THE REQUEST »
Repeat all entries exactly.

TASK INPUT »
----------------
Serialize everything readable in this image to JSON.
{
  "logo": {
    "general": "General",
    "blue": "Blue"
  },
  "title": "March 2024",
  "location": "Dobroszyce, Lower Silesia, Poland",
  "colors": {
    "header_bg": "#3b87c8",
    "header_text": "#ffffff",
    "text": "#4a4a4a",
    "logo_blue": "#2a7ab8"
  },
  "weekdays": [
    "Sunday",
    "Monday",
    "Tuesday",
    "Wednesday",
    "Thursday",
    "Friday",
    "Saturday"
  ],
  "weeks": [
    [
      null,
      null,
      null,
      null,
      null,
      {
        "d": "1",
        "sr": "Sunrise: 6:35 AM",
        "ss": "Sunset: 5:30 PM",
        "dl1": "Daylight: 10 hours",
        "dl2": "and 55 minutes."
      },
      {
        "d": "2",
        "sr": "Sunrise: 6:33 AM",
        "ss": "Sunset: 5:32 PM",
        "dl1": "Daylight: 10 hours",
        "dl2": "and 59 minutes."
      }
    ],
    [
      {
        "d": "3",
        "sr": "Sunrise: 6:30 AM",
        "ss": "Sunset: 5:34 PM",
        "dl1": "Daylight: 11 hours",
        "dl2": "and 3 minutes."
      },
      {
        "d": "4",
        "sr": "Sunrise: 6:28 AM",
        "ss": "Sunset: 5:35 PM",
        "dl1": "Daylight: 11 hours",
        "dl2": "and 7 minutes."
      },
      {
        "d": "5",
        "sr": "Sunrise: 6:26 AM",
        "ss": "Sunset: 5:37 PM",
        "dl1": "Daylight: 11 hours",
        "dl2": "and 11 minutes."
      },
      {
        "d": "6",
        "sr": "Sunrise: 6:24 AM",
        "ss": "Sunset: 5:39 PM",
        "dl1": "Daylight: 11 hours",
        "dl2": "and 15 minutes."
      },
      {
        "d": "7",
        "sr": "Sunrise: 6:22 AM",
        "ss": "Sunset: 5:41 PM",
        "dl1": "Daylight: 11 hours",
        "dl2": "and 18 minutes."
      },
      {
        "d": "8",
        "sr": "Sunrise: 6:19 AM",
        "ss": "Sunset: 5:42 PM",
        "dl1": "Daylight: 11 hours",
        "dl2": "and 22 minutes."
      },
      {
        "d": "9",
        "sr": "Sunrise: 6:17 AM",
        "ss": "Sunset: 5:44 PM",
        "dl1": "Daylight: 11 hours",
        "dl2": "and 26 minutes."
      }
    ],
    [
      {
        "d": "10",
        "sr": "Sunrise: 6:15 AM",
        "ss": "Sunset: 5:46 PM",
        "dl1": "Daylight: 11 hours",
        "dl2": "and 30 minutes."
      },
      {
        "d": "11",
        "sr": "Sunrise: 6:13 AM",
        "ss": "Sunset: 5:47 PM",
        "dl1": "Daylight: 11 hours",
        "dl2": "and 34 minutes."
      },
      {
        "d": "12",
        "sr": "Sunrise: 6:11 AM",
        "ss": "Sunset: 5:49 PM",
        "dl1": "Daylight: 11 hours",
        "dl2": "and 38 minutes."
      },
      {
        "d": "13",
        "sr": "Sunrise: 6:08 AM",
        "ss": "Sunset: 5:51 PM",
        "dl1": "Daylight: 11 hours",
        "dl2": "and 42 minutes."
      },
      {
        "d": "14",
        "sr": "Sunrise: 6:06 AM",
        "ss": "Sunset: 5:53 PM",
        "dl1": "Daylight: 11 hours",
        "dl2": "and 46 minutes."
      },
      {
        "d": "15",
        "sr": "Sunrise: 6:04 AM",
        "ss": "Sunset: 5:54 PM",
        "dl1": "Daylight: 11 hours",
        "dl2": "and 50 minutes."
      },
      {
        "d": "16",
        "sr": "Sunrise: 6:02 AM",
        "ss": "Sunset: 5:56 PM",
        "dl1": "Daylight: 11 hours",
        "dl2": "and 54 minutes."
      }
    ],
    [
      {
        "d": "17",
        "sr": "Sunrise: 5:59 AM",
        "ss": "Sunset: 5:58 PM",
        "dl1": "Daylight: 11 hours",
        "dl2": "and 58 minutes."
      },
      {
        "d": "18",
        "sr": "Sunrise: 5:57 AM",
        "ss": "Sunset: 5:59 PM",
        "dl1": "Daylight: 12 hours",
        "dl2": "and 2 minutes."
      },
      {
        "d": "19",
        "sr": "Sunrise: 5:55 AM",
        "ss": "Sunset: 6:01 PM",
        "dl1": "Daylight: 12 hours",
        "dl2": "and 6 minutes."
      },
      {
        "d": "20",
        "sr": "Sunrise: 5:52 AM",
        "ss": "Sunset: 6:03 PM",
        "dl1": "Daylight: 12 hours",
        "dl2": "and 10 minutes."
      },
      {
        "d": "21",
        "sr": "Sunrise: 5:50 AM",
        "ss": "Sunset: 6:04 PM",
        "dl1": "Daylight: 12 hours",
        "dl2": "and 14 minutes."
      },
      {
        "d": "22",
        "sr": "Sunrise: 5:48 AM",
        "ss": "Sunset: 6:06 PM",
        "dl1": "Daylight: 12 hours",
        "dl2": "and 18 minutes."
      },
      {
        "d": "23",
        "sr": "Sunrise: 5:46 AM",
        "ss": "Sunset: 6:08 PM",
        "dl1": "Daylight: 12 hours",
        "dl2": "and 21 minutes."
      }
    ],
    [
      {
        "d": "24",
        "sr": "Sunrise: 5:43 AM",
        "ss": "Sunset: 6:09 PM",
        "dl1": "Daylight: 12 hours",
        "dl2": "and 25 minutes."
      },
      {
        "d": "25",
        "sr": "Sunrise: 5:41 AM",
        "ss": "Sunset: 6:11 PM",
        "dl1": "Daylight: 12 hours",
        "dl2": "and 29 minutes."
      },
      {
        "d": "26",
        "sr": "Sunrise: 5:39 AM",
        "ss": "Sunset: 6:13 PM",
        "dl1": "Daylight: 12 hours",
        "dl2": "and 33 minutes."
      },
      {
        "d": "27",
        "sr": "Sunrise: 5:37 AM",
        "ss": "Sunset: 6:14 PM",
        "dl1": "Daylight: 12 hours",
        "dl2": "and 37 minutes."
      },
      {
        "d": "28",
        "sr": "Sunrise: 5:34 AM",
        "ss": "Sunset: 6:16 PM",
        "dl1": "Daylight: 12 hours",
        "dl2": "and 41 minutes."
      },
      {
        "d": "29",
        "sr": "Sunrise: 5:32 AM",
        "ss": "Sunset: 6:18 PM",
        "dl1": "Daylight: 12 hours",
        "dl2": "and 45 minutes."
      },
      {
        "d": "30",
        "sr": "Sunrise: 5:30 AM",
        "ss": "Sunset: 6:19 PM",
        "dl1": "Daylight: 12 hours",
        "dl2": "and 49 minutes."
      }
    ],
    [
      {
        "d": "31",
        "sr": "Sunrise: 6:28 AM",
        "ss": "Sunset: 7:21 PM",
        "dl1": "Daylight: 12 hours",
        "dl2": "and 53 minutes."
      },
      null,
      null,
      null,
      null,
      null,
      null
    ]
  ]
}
----------------
FINAL ANSWER »
Serialize everything readable in this image to JSON.
{
  "logo": {
    "general": "General",
    "blue": "Blue"
  },
  "title": "March 2024",
  "location": "Dobroszyce, Lower Silesia, Poland",
  "colors": {
    "header_bg": "#3b87c8",
    "header_text": "#ffffff",
    "text": "#4a4a4a",
    "logo_blue": "#2a7ab8"
  },
  "weekdays": [
    "Sunday",
    "Monday",
    "Tuesday",
    "Wednesday",
    "Thursday",
    "Friday",
    "Saturday"
  ],
  "weeks": [
    [
      null,
      null,
      null,
      null,
      null,
      {
        "d": "1",
        "sr": "Sunrise: 6:35 AM",
        "ss": "Sunset: 5:30 PM",
        "dl1": "Daylight: 10 hours",
        "dl2": "and 55 minutes."
      },
      {
        "d": "2",
        "sr": "Sunrise: 6:33 AM",
        "ss": "Sunset: 5:32 PM",
        "dl1": "Daylight: 10 hours",
        "dl2": "and 59 minutes."
      }
    ],
    [
      {
        "d": "3",
        "sr": "Sunrise: 6:30 AM",
        "ss": "Sunset: 5:34 PM",
        "dl1": "Daylight: 11 hours",
        "dl2": "and 3 minutes."
      },
      {
        "d": "4",
        "sr": "Sunrise: 6:28 AM",
        "ss": "Sunset: 5:35 PM",
        "dl1": "Daylight: 11 hours",
        "dl2": "and 7 minutes."
      },
      {
        "d": "5",
        "sr": "Sunrise: 6:26 AM",
        "ss": "Sunset: 5:37 PM",
        "dl1": "Daylight: 11 hours",
        "dl2": "and 11 minutes."
      },
      {
        "d": "6",
        "sr": "Sunrise: 6:24 AM",
        "ss": "Sunset: 5:39 PM",
        "dl1": "Daylight: 11 hours",
        "dl2": "and 15 minutes."
      },
      {
        "d": "7",
        "sr": "Sunrise: 6:22 AM",
        "ss": "Sunset: 5:41 PM",
        "dl1": "Daylight: 11 hours",
        "dl2": "and 18 minutes."
      },
      {
        "d": "8",
        "sr": "Sunrise: 6:19 AM",
        "ss": "Sunset: 5:42 PM",
        "dl1": "Daylight: 11 hours",
        "dl2": "and 22 minutes."
      },
      {
        "d": "9",
        "sr": "Sunrise: 6:17 AM",
        "ss": "Sunset: 5:44 PM",
        "dl1": "Daylight: 11 hours",
        "dl2": "and 26 minutes."
      }
    ],
    [
      {
        "d": "10",
        "sr": "Sunrise: 6:15 AM",
        "ss": "Sunset: 5:46 PM",
        "dl1": "Daylight: 11 hours",
        "dl2": "and 30 minutes."
      },
      {
        "d": "11",
        "sr": "Sunrise: 6:13 AM",
        "ss": "Sunset: 5:47 PM",
        "dl1": "Daylight: 11 hours",
        "dl2": "and 34 minutes."
      },
      {
        "d": "12",
        "sr": "Sunrise: 6:11 AM",
        "ss": "Sunset: 5:49 PM",
        "dl1": "Daylight: 11 hours",
        "dl2": "and 38 minutes."
      },
      {
        "d": "13",
        "sr": "Sunrise: 6:08 AM",
        "ss": "Sunset: 5:51 PM",
        "dl1": "Daylight: 11 hours",
        "dl2": "and 42 minutes."
      },
      {
        "d": "14",
        "sr": "Sunrise: 6:06 AM",
        "ss": "Sunset: 5:53 PM",
        "dl1": "Daylight: 11 hours",
        "dl2": "and 46 minutes."
      },
      {
        "d": "15",
        "sr": "Sunrise: 6:04 AM",
        "ss": "Sunset: 5:54 PM",
        "dl1": "Daylight: 11 hours",
        "dl2": "and 50 minutes."
      },
      {
        "d": "16",
        "sr": "Sunrise: 6:02 AM",
        "ss": "Sunset: 5:56 PM",
        "dl1": "Daylight: 11 hours",
        "dl2": "and 54 minutes."
      }
    ],
    [
      {
        "d": "17",
        "sr": "Sunrise: 5:59 AM",
        "ss": "Sunset: 5:58 PM",
        "dl1": "Daylight: 11 hours",
        "dl2": "and 58 minutes."
      },
      {
        "d": "18",
        "sr": "Sunrise: 5:57 AM",
        "ss": "Sunset: 5:59 PM",
        "dl1": "Daylight: 12 hours",
        "dl2": "and 2 minutes."
      },
      {
        "d": "19",
        "sr": "Sunrise: 5:55 AM",
        "ss": "Sunset: 6:01 PM",
        "dl1": "Daylight: 12 hours",
        "dl2": "and 6 minutes."
      },
      {
        "d": "20",
        "sr": "Sunrise: 5:52 AM",
        "ss": "Sunset: 6:03 PM",
        "dl1": "Daylight: 12 hours",
        "dl2": "and 10 minutes."
      },
      {
        "d": "21",
        "sr": "Sunrise: 5:50 AM",
        "ss": "Sunset: 6:04 PM",
        "dl1": "Daylight: 12 hours",
        "dl2": "and 14 minutes."
      },
      {
        "d": "22",
        "sr": "Sunrise: 5:48 AM",
        "ss": "Sunset: 6:06 PM",
        "dl1": "Daylight: 12 hours",
        "dl2": "and 18 minutes."
      },
      {
        "d": "23",
        "sr": "Sunrise: 5:46 AM",
        "ss": "Sunset: 6:08 PM",
        "dl1": "Daylight: 12 hours",
        "dl2": "and 21 minutes."
      }
    ],
    [
      {
        "d": "24",
        "sr": "Sunrise: 5:43 AM",
        "ss": "Sunset: 6:09 PM",
        "dl1": "Daylight: 12 hours",
        "dl2": "and 25 minutes."
      },
      {
        "d": "25",
        "sr": "Sunrise: 5:41 AM",
        "ss": "Sunset: 6:11 PM",
        "dl1": "Daylight: 12 hours",
        "dl2": "and 29 minutes."
      },
      {
        "d": "26",
        "sr": "Sunrise: 5:39 AM",
        "ss": "Sunset: 6:13 PM",
        "dl1": "Daylight: 12 hours",
        "dl2": "and 33 minutes."
      },
      {
        "d": "27",
        "sr": "Sunrise: 5:37 AM",
        "ss": "Sunset: 6:14 PM",
        "dl1": "Daylight: 12 hours",
        "dl2": "and 37 minutes."
      },
      {
        "d": "28",
        "sr": "Sunrise: 5:34 AM",
        "ss": "Sunset: 6:16 PM",
        "dl1": "Daylight: 12 hours",
        "dl2": "and 41 minutes."
      },
      {
        "d": "29",
        "sr": "Sunrise: 5:32 AM",
        "ss": "Sunset: 6:18 PM",
        "dl1": "Daylight: 12 hours",
        "dl2": "and 45 minutes."
      },
      {
        "d": "30",
        "sr": "Sunrise: 5:30 AM",
        "ss": "Sunset: 6:19 PM",
        "dl1": "Daylight: 12 hours",
        "dl2": "and 49 minutes."
      }
    ],
    [
      {
        "d": "31",
        "sr": "Sunrise: 6:28 AM",
        "ss": "Sunset: 7:21 PM",
        "dl1": "Daylight: 12 hours",
        "dl2": "and 53 minutes."
      },
      null,
      null,
      null,
      null,
      null,
      null
    ]
  ]
}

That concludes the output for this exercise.